* [Requirement] Pick out every line in the data below that holds "relations".

* [Records]
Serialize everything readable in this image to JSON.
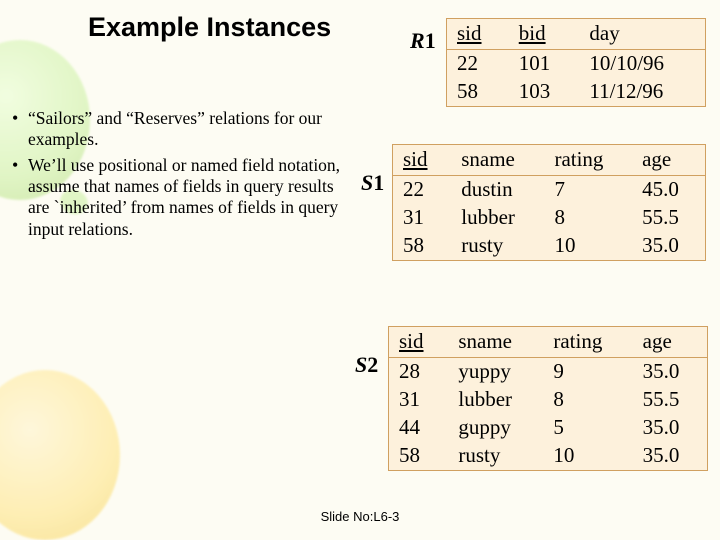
{
  "title": "Example Instances",
  "bullets": [
    "“Sailors” and “Reserves” relations for our examples.",
    "We’ll use positional or named field notation, assume that names of fields in query results are `inherited’ from names of fields in query input relations."
  ],
  "labels": {
    "r1": "R1",
    "s1": "S1",
    "s2": "S2"
  },
  "slide_no": "Slide No:L6-3",
  "chart_data": [
    {
      "type": "table",
      "name": "R1",
      "columns": [
        "sid",
        "bid",
        "day"
      ],
      "underlined": [
        "sid",
        "bid"
      ],
      "rows": [
        [
          "22",
          "101",
          "10/10/96"
        ],
        [
          "58",
          "103",
          "11/12/96"
        ]
      ]
    },
    {
      "type": "table",
      "name": "S1",
      "columns": [
        "sid",
        "sname",
        "rating",
        "age"
      ],
      "underlined": [
        "sid"
      ],
      "rows": [
        [
          "22",
          "dustin",
          "7",
          "45.0"
        ],
        [
          "31",
          "lubber",
          "8",
          "55.5"
        ],
        [
          "58",
          "rusty",
          "10",
          "35.0"
        ]
      ]
    },
    {
      "type": "table",
      "name": "S2",
      "columns": [
        "sid",
        "sname",
        "rating",
        "age"
      ],
      "underlined": [
        "sid"
      ],
      "rows": [
        [
          "28",
          "yuppy",
          "9",
          "35.0"
        ],
        [
          "31",
          "lubber",
          "8",
          "55.5"
        ],
        [
          "44",
          "guppy",
          "5",
          "35.0"
        ],
        [
          "58",
          "rusty",
          "10",
          "35.0"
        ]
      ]
    }
  ]
}
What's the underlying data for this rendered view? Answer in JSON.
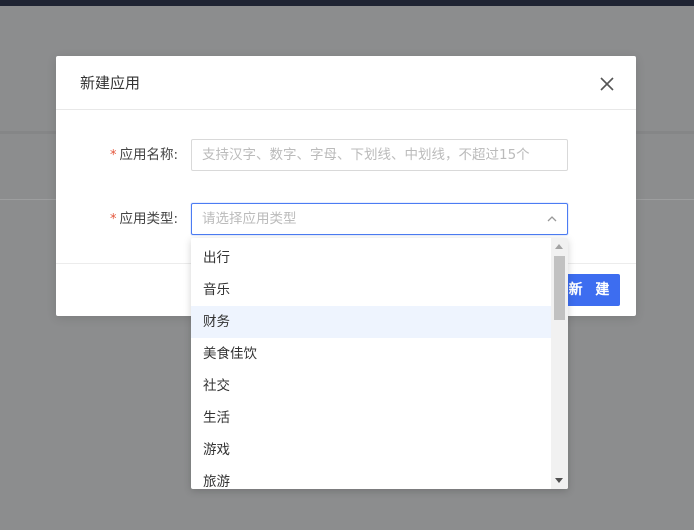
{
  "modal": {
    "title": "新建应用",
    "close_icon": "close-icon",
    "fields": {
      "name": {
        "required_mark": "*",
        "label": "应用名称:",
        "placeholder": "支持汉字、数字、字母、下划线、中划线，不超过15个"
      },
      "type": {
        "required_mark": "*",
        "label": "应用类型:",
        "placeholder": "请选择应用类型"
      }
    },
    "create_button": "新 建"
  },
  "dropdown": {
    "options": [
      "出行",
      "音乐",
      "财务",
      "美食佳饮",
      "社交",
      "生活",
      "游戏",
      "旅游"
    ],
    "hovered_index": 2
  },
  "colors": {
    "primary": "#3d6df0",
    "required": "#e4553a",
    "hover_bg": "#eef4fe",
    "overlay": "#8c8d8e"
  }
}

* [Solution]
    "“Sailors” and “Reserves” relations for our examples.",
    "We’ll use positional or named field notation, assume that names of fields in query results are `inherited’ from names of fields in query input relations."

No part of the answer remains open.